╔══

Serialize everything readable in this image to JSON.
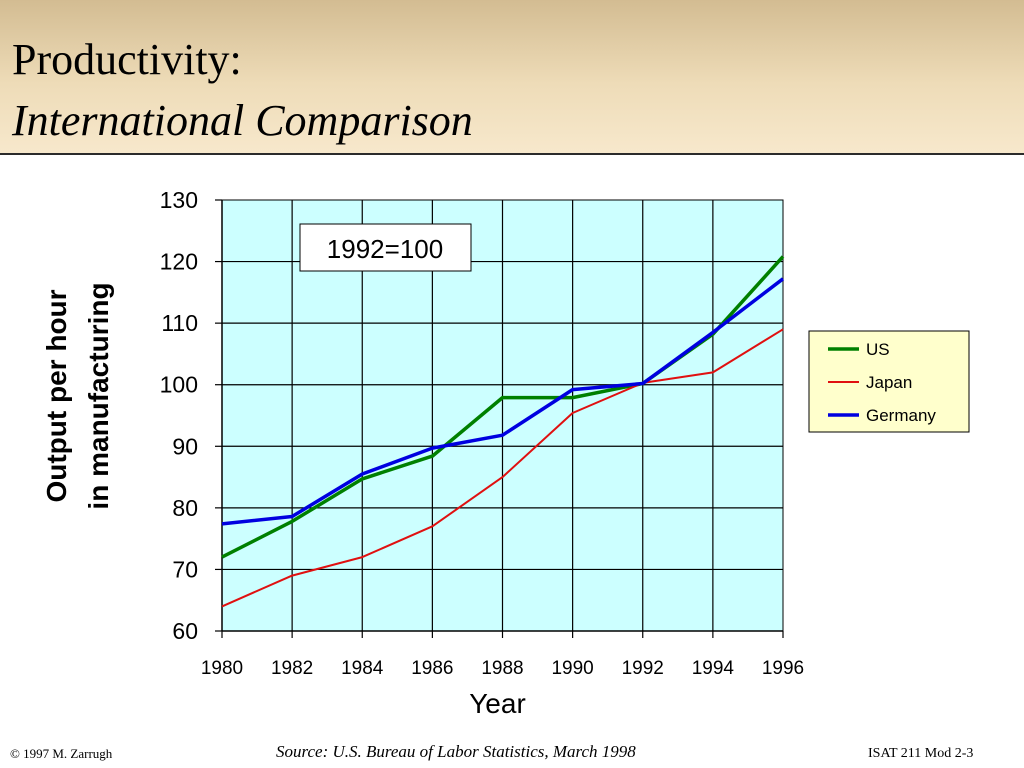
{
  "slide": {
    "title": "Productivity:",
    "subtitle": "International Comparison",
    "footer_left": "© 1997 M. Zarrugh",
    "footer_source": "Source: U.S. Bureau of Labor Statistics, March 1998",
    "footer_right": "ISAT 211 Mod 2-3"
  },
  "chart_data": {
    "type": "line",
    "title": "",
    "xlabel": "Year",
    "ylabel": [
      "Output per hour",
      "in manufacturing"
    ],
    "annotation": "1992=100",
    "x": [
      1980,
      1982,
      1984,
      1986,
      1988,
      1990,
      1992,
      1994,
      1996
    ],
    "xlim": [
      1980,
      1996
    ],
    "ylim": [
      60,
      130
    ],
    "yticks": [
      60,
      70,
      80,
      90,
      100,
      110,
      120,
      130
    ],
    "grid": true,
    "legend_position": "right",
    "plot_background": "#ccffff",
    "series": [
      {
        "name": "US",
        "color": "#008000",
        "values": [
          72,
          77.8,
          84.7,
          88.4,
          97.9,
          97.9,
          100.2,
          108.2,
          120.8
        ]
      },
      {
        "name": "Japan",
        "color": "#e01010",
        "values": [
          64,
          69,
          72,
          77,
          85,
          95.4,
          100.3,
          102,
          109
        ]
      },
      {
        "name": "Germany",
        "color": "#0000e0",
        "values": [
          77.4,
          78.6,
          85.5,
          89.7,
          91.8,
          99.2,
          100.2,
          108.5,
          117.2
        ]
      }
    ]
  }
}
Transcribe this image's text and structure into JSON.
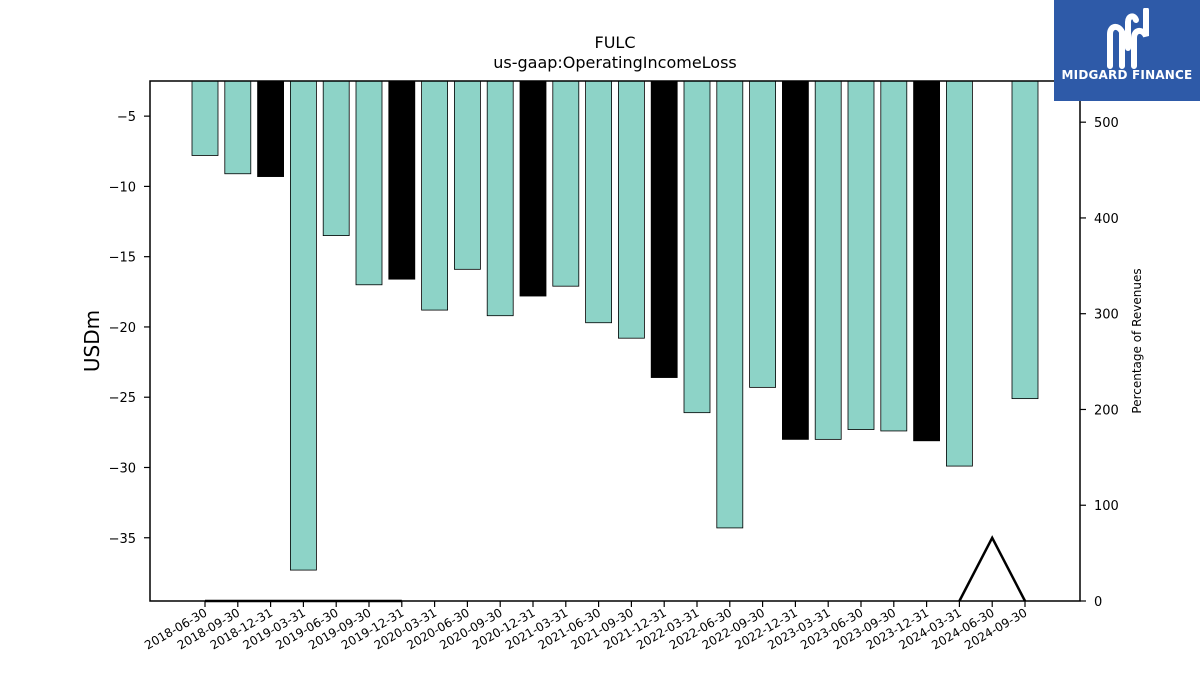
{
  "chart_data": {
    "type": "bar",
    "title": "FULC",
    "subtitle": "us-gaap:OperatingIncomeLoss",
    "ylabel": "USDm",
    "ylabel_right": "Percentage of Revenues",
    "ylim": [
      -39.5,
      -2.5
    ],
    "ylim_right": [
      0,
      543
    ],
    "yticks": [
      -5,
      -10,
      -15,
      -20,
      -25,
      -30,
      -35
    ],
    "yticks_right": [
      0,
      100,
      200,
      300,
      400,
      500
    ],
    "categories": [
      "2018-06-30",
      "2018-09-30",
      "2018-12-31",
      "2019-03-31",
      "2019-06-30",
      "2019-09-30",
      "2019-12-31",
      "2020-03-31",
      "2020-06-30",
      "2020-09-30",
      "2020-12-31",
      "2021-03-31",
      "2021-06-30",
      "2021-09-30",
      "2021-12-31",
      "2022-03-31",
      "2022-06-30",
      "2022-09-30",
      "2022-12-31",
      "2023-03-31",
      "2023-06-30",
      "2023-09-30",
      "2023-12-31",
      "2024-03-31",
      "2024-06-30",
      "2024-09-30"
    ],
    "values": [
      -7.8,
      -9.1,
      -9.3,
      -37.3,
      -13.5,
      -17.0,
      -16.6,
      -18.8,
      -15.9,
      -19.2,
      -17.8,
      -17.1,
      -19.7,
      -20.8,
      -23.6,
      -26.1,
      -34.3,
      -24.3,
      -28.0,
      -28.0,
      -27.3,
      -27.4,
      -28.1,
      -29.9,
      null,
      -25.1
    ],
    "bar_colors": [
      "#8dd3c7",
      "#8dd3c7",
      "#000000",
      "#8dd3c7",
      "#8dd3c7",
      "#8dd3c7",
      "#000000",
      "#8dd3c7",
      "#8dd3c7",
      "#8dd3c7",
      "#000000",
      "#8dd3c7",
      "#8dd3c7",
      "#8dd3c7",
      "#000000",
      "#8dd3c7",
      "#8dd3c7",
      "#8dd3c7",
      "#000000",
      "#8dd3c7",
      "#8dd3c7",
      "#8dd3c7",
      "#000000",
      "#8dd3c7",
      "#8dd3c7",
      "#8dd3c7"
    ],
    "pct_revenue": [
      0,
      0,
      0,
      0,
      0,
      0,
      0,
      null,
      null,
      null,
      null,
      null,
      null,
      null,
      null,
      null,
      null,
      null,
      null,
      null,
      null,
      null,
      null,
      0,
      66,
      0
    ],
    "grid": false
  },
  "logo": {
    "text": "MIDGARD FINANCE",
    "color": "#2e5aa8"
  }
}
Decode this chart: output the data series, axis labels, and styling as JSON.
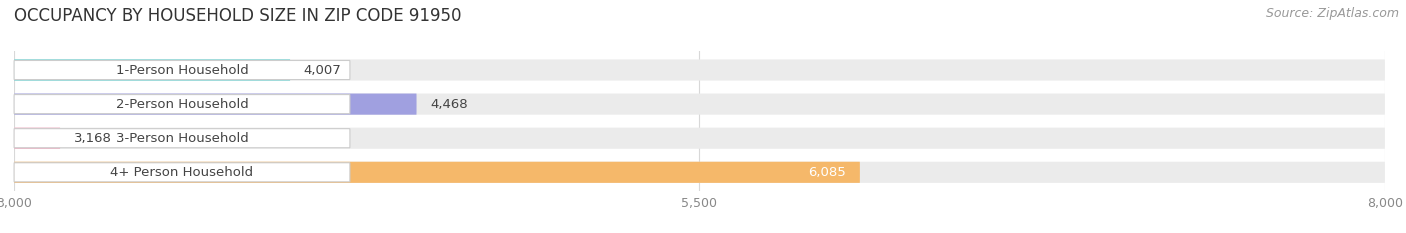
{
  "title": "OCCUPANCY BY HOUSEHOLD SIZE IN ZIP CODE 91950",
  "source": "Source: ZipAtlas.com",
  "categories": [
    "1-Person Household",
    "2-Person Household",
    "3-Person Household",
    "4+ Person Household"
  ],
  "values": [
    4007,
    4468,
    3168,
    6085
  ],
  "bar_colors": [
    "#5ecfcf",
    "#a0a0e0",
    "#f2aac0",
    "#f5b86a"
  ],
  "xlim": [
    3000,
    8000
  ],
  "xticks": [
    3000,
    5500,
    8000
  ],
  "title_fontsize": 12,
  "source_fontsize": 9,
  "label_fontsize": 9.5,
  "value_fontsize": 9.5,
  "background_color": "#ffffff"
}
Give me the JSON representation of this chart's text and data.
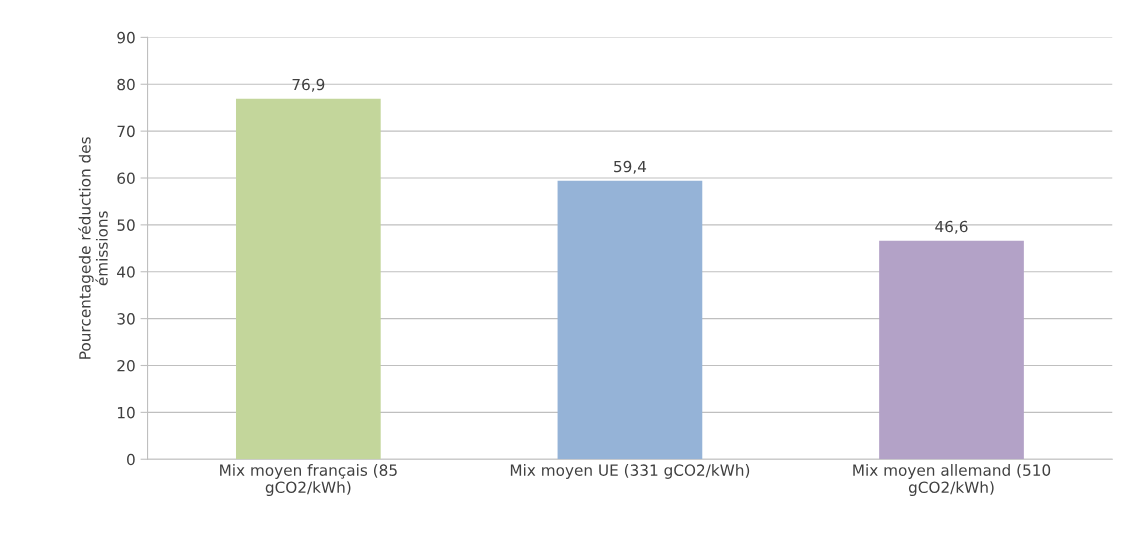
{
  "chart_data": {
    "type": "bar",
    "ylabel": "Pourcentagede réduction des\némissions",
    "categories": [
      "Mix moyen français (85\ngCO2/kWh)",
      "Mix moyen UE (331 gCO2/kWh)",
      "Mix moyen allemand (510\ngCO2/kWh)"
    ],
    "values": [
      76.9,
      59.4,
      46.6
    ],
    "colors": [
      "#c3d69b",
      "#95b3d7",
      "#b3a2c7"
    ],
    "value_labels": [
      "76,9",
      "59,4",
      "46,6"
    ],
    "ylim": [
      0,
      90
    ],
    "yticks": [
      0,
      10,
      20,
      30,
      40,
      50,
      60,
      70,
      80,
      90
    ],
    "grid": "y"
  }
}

╚══

TASK STATEMENT
Make a word-for-word copy of the entries, without any pictures.

ANSWER TO THE PROBLEM
Serialize everything readable in this image to JSON.
{
  "slide": {
    "title": "Productivity:",
    "subtitle": "International Comparison",
    "footer_left": "© 1997 M. Zarrugh",
    "footer_source": "Source: U.S. Bureau of Labor Statistics, March 1998",
    "footer_right": "ISAT 211 Mod 2-3"
  },
  "chart_data": {
    "type": "line",
    "title": "",
    "xlabel": "Year",
    "ylabel": [
      "Output per hour",
      "in manufacturing"
    ],
    "annotation": "1992=100",
    "x": [
      1980,
      1982,
      1984,
      1986,
      1988,
      1990,
      1992,
      1994,
      1996
    ],
    "xlim": [
      1980,
      1996
    ],
    "ylim": [
      60,
      130
    ],
    "yticks": [
      60,
      70,
      80,
      90,
      100,
      110,
      120,
      130
    ],
    "grid": true,
    "legend_position": "right",
    "plot_background": "#ccffff",
    "series": [
      {
        "name": "US",
        "color": "#008000",
        "values": [
          72,
          77.8,
          84.7,
          88.4,
          97.9,
          97.9,
          100.2,
          108.2,
          120.8
        ]
      },
      {
        "name": "Japan",
        "color": "#e01010",
        "values": [
          64,
          69,
          72,
          77,
          85,
          95.4,
          100.3,
          102,
          109
        ]
      },
      {
        "name": "Germany",
        "color": "#0000e0",
        "values": [
          77.4,
          78.6,
          85.5,
          89.7,
          91.8,
          99.2,
          100.2,
          108.5,
          117.2
        ]
      }
    ]
  }
}
Transcribe this image's text and structure into JSON.
{
  "chart_data": {
    "type": "bar",
    "title": "FULC",
    "subtitle": "us-gaap:OperatingIncomeLoss",
    "ylabel": "USDm",
    "ylabel_right": "Percentage of Revenues",
    "ylim": [
      -39.5,
      -2.5
    ],
    "ylim_right": [
      0,
      543
    ],
    "yticks": [
      -5,
      -10,
      -15,
      -20,
      -25,
      -30,
      -35
    ],
    "yticks_right": [
      0,
      100,
      200,
      300,
      400,
      500
    ],
    "categories": [
      "2018-06-30",
      "2018-09-30",
      "2018-12-31",
      "2019-03-31",
      "2019-06-30",
      "2019-09-30",
      "2019-12-31",
      "2020-03-31",
      "2020-06-30",
      "2020-09-30",
      "2020-12-31",
      "2021-03-31",
      "2021-06-30",
      "2021-09-30",
      "2021-12-31",
      "2022-03-31",
      "2022-06-30",
      "2022-09-30",
      "2022-12-31",
      "2023-03-31",
      "2023-06-30",
      "2023-09-30",
      "2023-12-31",
      "2024-03-31",
      "2024-06-30",
      "2024-09-30"
    ],
    "values": [
      -7.8,
      -9.1,
      -9.3,
      -37.3,
      -13.5,
      -17.0,
      -16.6,
      -18.8,
      -15.9,
      -19.2,
      -17.8,
      -17.1,
      -19.7,
      -20.8,
      -23.6,
      -26.1,
      -34.3,
      -24.3,
      -28.0,
      -28.0,
      -27.3,
      -27.4,
      -28.1,
      -29.9,
      null,
      -25.1
    ],
    "bar_colors": [
      "#8dd3c7",
      "#8dd3c7",
      "#000000",
      "#8dd3c7",
      "#8dd3c7",
      "#8dd3c7",
      "#000000",
      "#8dd3c7",
      "#8dd3c7",
      "#8dd3c7",
      "#000000",
      "#8dd3c7",
      "#8dd3c7",
      "#8dd3c7",
      "#000000",
      "#8dd3c7",
      "#8dd3c7",
      "#8dd3c7",
      "#000000",
      "#8dd3c7",
      "#8dd3c7",
      "#8dd3c7",
      "#000000",
      "#8dd3c7",
      "#8dd3c7",
      "#8dd3c7"
    ],
    "pct_revenue": [
      0,
      0,
      0,
      0,
      0,
      0,
      0,
      null,
      null,
      null,
      null,
      null,
      null,
      null,
      null,
      null,
      null,
      null,
      null,
      null,
      null,
      null,
      null,
      0,
      66,
      0
    ],
    "grid": false
  },
  "logo": {
    "text": "MIDGARD FINANCE",
    "color": "#2e5aa8"
  }
}
Decode this chart: output the data series, axis labels, and styling as JSON.
{
  "title": "OCCUPANCY BY HOUSEHOLD SIZE IN ZIP CODE 91950",
  "source": "Source: ZipAtlas.com",
  "categories": [
    "1-Person Household",
    "2-Person Household",
    "3-Person Household",
    "4+ Person Household"
  ],
  "values": [
    4007,
    4468,
    3168,
    6085
  ],
  "bar_colors": [
    "#5ecfcf",
    "#a0a0e0",
    "#f2aac0",
    "#f5b86a"
  ],
  "xlim": [
    3000,
    8000
  ],
  "xticks": [
    3000,
    5500,
    8000
  ],
  "title_fontsize": 12,
  "source_fontsize": 9,
  "label_fontsize": 9.5,
  "value_fontsize": 9.5,
  "background_color": "#ffffff"
}
Give me the JSON representation of this chart's text and data.
{
  "chart_data": {
    "type": "bar",
    "ylabel": "Pourcentagede réduction des\némissions",
    "categories": [
      "Mix moyen français (85\ngCO2/kWh)",
      "Mix moyen UE (331 gCO2/kWh)",
      "Mix moyen allemand (510\ngCO2/kWh)"
    ],
    "values": [
      76.9,
      59.4,
      46.6
    ],
    "colors": [
      "#c3d69b",
      "#95b3d7",
      "#b3a2c7"
    ],
    "value_labels": [
      "76,9",
      "59,4",
      "46,6"
    ],
    "ylim": [
      0,
      90
    ],
    "yticks": [
      0,
      10,
      20,
      30,
      40,
      50,
      60,
      70,
      80,
      90
    ],
    "grid": "y"
  }
}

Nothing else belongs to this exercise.